(DIRECTIONS) Your task is to give the listing below back word for word, pictures excluded.

[Figure content listings]
================

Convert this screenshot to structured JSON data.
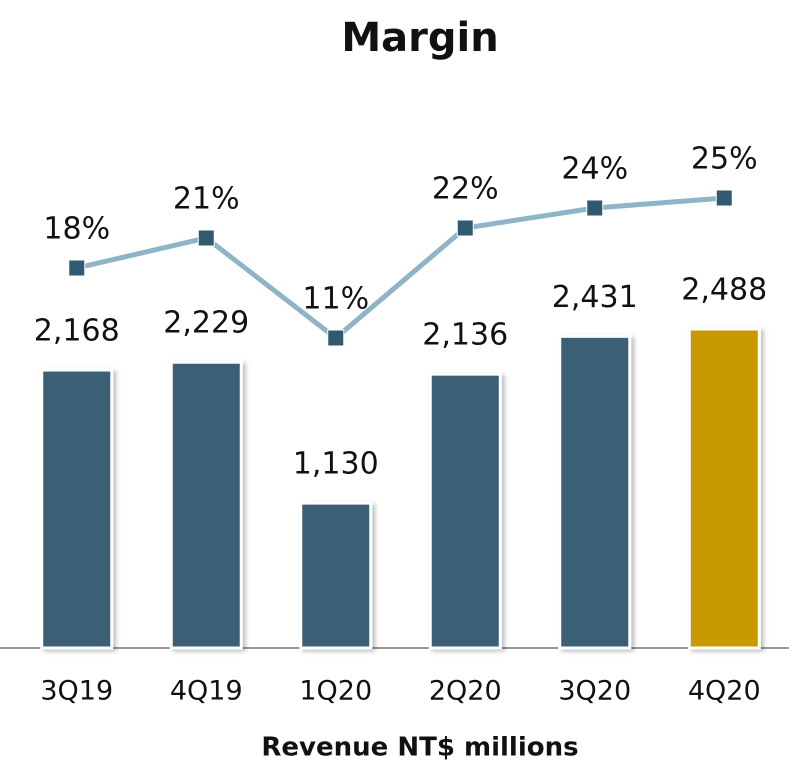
{
  "chart_data": {
    "type": "bar_line",
    "title": "Margin",
    "x_label": "Revenue NT$ millions",
    "categories": [
      "3Q19",
      "4Q19",
      "1Q20",
      "2Q20",
      "3Q20",
      "4Q20"
    ],
    "series": [
      {
        "name": "Revenue",
        "type": "bar",
        "colors": [
          "#3a5f75",
          "#3a5f75",
          "#3a5f75",
          "#3a5f75",
          "#3a5f75",
          "#c99a06"
        ],
        "values": [
          2168,
          2229,
          1130,
          2136,
          2431,
          2488
        ],
        "value_labels": [
          "2,168",
          "2,229",
          "1,130",
          "2,136",
          "2,431",
          "2,488"
        ]
      },
      {
        "name": "Margin",
        "type": "line",
        "axis": "y2",
        "color": "#8fb4c8",
        "marker_color": "#2f5a70",
        "values": [
          18,
          21,
          11,
          22,
          24,
          25
        ],
        "value_labels": [
          "18%",
          "21%",
          "11%",
          "22%",
          "24%",
          "25%"
        ]
      }
    ],
    "ylim": [
      0,
      3900
    ],
    "y2lim": [
      -20,
      30
    ]
  }
}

================

(COMPLETE ANSWER)
Convert this screenshot to structured JSON data.
{
  "chart_data": {
    "type": "bar_line",
    "title": "Margin",
    "x_label": "Revenue NT$ millions",
    "categories": [
      "3Q19",
      "4Q19",
      "1Q20",
      "2Q20",
      "3Q20",
      "4Q20"
    ],
    "series": [
      {
        "name": "Revenue",
        "type": "bar",
        "colors": [
          "#3a5f75",
          "#3a5f75",
          "#3a5f75",
          "#3a5f75",
          "#3a5f75",
          "#c99a06"
        ],
        "values": [
          2168,
          2229,
          1130,
          2136,
          2431,
          2488
        ],
        "value_labels": [
          "2,168",
          "2,229",
          "1,130",
          "2,136",
          "2,431",
          "2,488"
        ]
      },
      {
        "name": "Margin",
        "type": "line",
        "axis": "y2",
        "color": "#8fb4c8",
        "marker_color": "#2f5a70",
        "values": [
          18,
          21,
          11,
          22,
          24,
          25
        ],
        "value_labels": [
          "18%",
          "21%",
          "11%",
          "22%",
          "24%",
          "25%"
        ]
      }
    ],
    "ylim": [
      0,
      3900
    ],
    "y2lim": [
      -20,
      30
    ]
  }
}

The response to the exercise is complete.